## Prompt
List all lines in the material below that contain "columns".

## Given entries
* START *

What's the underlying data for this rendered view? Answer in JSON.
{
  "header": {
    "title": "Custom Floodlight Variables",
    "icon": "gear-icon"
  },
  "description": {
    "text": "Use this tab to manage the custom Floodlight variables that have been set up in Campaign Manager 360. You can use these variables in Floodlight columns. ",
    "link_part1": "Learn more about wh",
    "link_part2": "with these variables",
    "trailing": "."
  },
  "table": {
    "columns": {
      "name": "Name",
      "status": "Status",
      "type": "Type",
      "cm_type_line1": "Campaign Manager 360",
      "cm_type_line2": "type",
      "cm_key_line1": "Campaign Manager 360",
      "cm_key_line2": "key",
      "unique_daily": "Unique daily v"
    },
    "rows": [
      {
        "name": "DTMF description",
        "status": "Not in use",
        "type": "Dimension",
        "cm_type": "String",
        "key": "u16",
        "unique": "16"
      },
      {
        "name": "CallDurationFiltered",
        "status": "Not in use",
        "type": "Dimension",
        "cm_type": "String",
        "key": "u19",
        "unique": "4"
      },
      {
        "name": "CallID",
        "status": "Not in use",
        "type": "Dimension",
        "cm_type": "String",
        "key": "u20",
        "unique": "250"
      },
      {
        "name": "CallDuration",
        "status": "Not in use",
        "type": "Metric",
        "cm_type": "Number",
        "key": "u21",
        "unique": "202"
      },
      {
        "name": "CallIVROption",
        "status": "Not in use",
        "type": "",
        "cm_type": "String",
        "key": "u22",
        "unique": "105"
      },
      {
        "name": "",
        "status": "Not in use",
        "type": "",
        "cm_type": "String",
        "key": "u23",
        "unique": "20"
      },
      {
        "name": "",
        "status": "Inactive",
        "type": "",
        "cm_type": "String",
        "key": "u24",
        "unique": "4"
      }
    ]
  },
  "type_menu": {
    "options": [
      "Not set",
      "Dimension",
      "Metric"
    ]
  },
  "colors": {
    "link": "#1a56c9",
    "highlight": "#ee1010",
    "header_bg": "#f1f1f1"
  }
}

* END *

## Correct answer
    "text": "Use this tab to manage the custom Floodlight variables that have been set up in Campaign Manager 360. You can use these variables in Floodlight columns. ",
    "columns": {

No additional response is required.